**TO DO:**
(a) Answer these questions from the case passage about the client from Bosnia, one line each, marked (i), (ii), (iii) as below.
(i) What two kinds of treatment does the plan offer?
(ii) In what country were the students the client tries to talk about?
(iii) How does the client present the atrocities she refers to?
(b) Translate this sentence from the case passage into Spanish: "It is difficult to keep the focus in the sessions—the client brings up seemingly unrelated issues and talks in circles."
(c) Resume the case passage about the client from Bosnia, starting right after its last sentence.

**GIVEN TEXT:**
======

The plan is to offer treatment for depression related to grief from losing her native land and couples work to assess the severity of marital conflict.

Generally, you relate with ease to this woman—she is well-spoken and impassioned when presenting her issues. Yet, as treatment begins, you find yourself feeling frustrated.

It is difficult to keep the focus in the sessions—the client brings up seemingly unrelated issues and talks in circles.

She has trouble speaking when she tries to revisit some experiences from the final days with her students in Bosnia. She avoids eye contact; her narrative becomes confusing—it’s hard to keep the chronology of events clear. She refers to atrocities she didn’t witness but knows her students and friends suffered. She presents them with such blandness and lack of emotion that you feel an urge to change the topic, to find material that is more understandable.

Obviously, it is time to reconsider the diagnosis.

======

**SUPPLIED DATA:**

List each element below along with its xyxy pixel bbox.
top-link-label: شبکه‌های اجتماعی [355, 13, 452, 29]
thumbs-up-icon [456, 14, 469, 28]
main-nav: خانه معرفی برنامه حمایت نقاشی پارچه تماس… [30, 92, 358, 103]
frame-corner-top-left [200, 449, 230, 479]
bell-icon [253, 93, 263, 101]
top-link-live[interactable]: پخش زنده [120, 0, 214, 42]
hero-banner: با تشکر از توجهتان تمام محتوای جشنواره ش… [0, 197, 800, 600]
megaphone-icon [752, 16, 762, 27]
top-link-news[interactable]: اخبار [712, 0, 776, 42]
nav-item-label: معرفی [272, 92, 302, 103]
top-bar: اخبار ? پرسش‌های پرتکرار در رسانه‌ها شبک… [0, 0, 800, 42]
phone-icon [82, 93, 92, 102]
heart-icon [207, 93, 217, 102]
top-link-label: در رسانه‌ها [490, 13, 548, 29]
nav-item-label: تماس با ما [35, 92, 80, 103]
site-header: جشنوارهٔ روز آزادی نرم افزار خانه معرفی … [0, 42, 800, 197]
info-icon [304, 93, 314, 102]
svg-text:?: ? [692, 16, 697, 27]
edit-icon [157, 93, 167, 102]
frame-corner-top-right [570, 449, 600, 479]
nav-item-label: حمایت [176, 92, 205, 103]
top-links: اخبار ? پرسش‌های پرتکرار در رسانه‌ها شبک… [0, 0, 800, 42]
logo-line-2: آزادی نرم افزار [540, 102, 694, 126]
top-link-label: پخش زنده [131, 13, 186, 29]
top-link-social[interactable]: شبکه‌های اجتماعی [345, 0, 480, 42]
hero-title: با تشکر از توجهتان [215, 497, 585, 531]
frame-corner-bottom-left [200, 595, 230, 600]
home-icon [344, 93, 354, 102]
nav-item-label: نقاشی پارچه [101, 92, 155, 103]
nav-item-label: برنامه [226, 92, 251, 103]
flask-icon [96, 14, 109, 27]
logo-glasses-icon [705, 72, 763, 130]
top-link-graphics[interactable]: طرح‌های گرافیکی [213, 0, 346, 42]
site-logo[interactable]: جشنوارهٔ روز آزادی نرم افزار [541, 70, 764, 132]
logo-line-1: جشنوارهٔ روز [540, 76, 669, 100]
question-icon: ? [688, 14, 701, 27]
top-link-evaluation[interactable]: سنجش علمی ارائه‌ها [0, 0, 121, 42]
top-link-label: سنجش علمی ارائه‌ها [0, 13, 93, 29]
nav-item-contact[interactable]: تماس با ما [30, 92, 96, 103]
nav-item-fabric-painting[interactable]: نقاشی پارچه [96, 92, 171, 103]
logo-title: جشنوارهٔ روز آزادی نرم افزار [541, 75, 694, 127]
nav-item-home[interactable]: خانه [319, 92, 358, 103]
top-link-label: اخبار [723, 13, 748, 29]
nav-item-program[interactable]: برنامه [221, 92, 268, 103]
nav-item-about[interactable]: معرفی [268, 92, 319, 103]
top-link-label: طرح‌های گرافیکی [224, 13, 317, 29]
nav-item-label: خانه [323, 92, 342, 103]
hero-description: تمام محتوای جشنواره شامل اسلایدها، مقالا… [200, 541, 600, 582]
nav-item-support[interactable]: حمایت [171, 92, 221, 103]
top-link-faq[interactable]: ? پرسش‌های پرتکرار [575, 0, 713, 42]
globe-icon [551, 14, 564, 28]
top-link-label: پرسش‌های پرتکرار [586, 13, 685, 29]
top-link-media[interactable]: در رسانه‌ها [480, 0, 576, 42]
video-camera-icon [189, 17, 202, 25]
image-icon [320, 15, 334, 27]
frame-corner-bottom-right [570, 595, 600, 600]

======

**SOLVED PROBLEMS:**
(a)
(i) Treatment for depression related to grief from losing her native land, and couples work to assess the severity of marital conflict.
(ii) Bosnia.
(iii) With blandness and lack of emotion.

(b) Es difícil mantener el enfoque en las sesiones: la clienta plantea temas aparentemente sin relación y habla en círculos.

(c)
Complex PTSD

PTSD is a diagnosis derived primarily from single isolated incidents. Resuming life after fleeing a traumatized society, however, is much more ­complicated. Complex PTSD is a term used by the psychiatric community to reflect the adaptation to trauma that arises from an accumulation of incidents. It might be a more meaningful framework for this case.3-5

Let’s re-examine the symptoms from this angle.

The literature on traumatic stress describes fragmentation of narrative (story) when trying to put words to frightening memories.3,6 The neurobiology of PTSD teaches us the biological basis for this: exposure to traumatic experiences is associated with “turning off” Broca’s area, the part of the brain responsible for speech production. This experience is sometimes called “speechless terror.”4

The depression and drinking need not be perceived as co-existing problems; rather they are part of the trauma. Using substances suggests she could be having difficulties regulating her emotions after surviving traumatic stress. The patient doesn’t verbally report symptoms of numbing, but it is expressed in the matter-of-fact manner of telling about horrors.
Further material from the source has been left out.